----- Records for this exercise
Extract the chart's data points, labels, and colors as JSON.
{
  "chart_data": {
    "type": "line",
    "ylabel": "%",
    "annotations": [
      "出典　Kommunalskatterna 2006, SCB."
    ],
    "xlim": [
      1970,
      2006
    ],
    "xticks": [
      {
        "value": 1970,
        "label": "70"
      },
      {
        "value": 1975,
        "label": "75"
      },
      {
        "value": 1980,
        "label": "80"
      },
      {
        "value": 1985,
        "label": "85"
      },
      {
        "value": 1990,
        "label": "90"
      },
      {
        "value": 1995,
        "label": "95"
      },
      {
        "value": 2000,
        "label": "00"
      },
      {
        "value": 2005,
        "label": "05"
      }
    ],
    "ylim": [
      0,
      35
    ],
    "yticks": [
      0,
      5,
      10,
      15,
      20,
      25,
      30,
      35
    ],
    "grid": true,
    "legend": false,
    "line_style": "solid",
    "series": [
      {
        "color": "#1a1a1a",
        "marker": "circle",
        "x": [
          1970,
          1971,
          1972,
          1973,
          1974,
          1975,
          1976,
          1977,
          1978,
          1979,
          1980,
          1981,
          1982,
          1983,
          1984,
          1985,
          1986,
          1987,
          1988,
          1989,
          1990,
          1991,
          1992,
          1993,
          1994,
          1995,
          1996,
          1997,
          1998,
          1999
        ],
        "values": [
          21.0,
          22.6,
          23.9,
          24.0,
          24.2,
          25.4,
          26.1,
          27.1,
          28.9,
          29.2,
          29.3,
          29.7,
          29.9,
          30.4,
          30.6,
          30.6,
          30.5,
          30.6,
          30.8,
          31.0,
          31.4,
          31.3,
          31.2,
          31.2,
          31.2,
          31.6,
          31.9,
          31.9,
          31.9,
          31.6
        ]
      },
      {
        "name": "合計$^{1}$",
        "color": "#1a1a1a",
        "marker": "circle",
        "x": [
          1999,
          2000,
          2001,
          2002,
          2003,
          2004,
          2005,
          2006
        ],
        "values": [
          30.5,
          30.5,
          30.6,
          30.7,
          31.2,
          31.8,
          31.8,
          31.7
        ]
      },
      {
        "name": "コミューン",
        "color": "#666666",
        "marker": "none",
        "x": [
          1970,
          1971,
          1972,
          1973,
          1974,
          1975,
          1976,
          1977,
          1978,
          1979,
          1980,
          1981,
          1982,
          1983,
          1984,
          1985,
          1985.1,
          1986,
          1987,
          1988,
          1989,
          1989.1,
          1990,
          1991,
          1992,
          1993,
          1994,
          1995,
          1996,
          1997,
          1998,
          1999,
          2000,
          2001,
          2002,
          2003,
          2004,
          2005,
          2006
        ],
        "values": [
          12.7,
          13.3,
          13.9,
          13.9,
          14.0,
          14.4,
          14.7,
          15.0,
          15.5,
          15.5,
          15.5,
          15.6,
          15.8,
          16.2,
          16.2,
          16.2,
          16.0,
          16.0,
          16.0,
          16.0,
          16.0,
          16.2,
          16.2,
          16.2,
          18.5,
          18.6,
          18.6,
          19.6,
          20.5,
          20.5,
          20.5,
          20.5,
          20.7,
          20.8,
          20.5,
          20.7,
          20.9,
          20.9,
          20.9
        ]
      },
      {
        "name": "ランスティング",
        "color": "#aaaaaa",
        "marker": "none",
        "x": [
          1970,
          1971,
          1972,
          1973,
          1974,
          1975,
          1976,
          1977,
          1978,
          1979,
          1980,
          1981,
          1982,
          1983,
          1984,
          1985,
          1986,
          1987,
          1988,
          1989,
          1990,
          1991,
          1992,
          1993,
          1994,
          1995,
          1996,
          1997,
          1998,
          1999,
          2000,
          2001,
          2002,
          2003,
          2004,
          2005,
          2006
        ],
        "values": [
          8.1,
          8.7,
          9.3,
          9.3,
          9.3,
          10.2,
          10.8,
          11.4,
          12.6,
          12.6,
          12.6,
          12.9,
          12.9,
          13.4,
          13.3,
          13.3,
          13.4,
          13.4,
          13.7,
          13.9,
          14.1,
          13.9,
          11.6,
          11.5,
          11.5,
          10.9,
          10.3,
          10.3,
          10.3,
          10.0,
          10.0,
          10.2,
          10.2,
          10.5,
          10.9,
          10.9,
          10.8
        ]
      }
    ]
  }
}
----------
Task instructions: Extract each entry in full and write it down exactly.

The answer:
Extract the chart's data points, labels, and colors as JSON.
{
  "chart_data": {
    "type": "line",
    "ylabel": "%",
    "annotations": [
      "出典　Kommunalskatterna 2006, SCB."
    ],
    "xlim": [
      1970,
      2006
    ],
    "xticks": [
      {
        "value": 1970,
        "label": "70"
      },
      {
        "value": 1975,
        "label": "75"
      },
      {
        "value": 1980,
        "label": "80"
      },
      {
        "value": 1985,
        "label": "85"
      },
      {
        "value": 1990,
        "label": "90"
      },
      {
        "value": 1995,
        "label": "95"
      },
      {
        "value": 2000,
        "label": "00"
      },
      {
        "value": 2005,
        "label": "05"
      }
    ],
    "ylim": [
      0,
      35
    ],
    "yticks": [
      0,
      5,
      10,
      15,
      20,
      25,
      30,
      35
    ],
    "grid": true,
    "legend": false,
    "line_style": "solid",
    "series": [
      {
        "color": "#1a1a1a",
        "marker": "circle",
        "x": [
          1970,
          1971,
          1972,
          1973,
          1974,
          1975,
          1976,
          1977,
          1978,
          1979,
          1980,
          1981,
          1982,
          1983,
          1984,
          1985,
          1986,
          1987,
          1988,
          1989,
          1990,
          1991,
          1992,
          1993,
          1994,
          1995,
          1996,
          1997,
          1998,
          1999
        ],
        "values": [
          21.0,
          22.6,
          23.9,
          24.0,
          24.2,
          25.4,
          26.1,
          27.1,
          28.9,
          29.2,
          29.3,
          29.7,
          29.9,
          30.4,
          30.6,
          30.6,
          30.5,
          30.6,
          30.8,
          31.0,
          31.4,
          31.3,
          31.2,
          31.2,
          31.2,
          31.6,
          31.9,
          31.9,
          31.9,
          31.6
        ]
      },
      {
        "name": "合計$^{1}$",
        "color": "#1a1a1a",
        "marker": "circle",
        "x": [
          1999,
          2000,
          2001,
          2002,
          2003,
          2004,
          2005,
          2006
        ],
        "values": [
          30.5,
          30.5,
          30.6,
          30.7,
          31.2,
          31.8,
          31.8,
          31.7
        ]
      },
      {
        "name": "コミューン",
        "color": "#666666",
        "marker": "none",
        "x": [
          1970,
          1971,
          1972,
          1973,
          1974,
          1975,
          1976,
          1977,
          1978,
          1979,
          1980,
          1981,
          1982,
          1983,
          1984,
          1985,
          1985.1,
          1986,
          1987,
          1988,
          1989,
          1989.1,
          1990,
          1991,
          1992,
          1993,
          1994,
          1995,
          1996,
          1997,
          1998,
          1999,
          2000,
          2001,
          2002,
          2003,
          2004,
          2005,
          2006
        ],
        "values": [
          12.7,
          13.3,
          13.9,
          13.9,
          14.0,
          14.4,
          14.7,
          15.0,
          15.5,
          15.5,
          15.5,
          15.6,
          15.8,
          16.2,
          16.2,
          16.2,
          16.0,
          16.0,
          16.0,
          16.0,
          16.0,
          16.2,
          16.2,
          16.2,
          18.5,
          18.6,
          18.6,
          19.6,
          20.5,
          20.5,
          20.5,
          20.5,
          20.7,
          20.8,
          20.5,
          20.7,
          20.9,
          20.9,
          20.9
        ]
      },
      {
        "name": "ランスティング",
        "color": "#aaaaaa",
        "marker": "none",
        "x": [
          1970,
          1971,
          1972,
          1973,
          1974,
          1975,
          1976,
          1977,
          1978,
          1979,
          1980,
          1981,
          1982,
          1983,
          1984,
          1985,
          1986,
          1987,
          1988,
          1989,
          1990,
          1991,
          1992,
          1993,
          1994,
          1995,
          1996,
          1997,
          1998,
          1999,
          2000,
          2001,
          2002,
          2003,
          2004,
          2005,
          2006
        ],
        "values": [
          8.1,
          8.7,
          9.3,
          9.3,
          9.3,
          10.2,
          10.8,
          11.4,
          12.6,
          12.6,
          12.6,
          12.9,
          12.9,
          13.4,
          13.3,
          13.3,
          13.4,
          13.4,
          13.7,
          13.9,
          14.1,
          13.9,
          11.6,
          11.5,
          11.5,
          10.9,
          10.3,
          10.3,
          10.3,
          10.0,
          10.0,
          10.2,
          10.2,
          10.5,
          10.9,
          10.9,
          10.8
        ]
      }
    ]
  }
}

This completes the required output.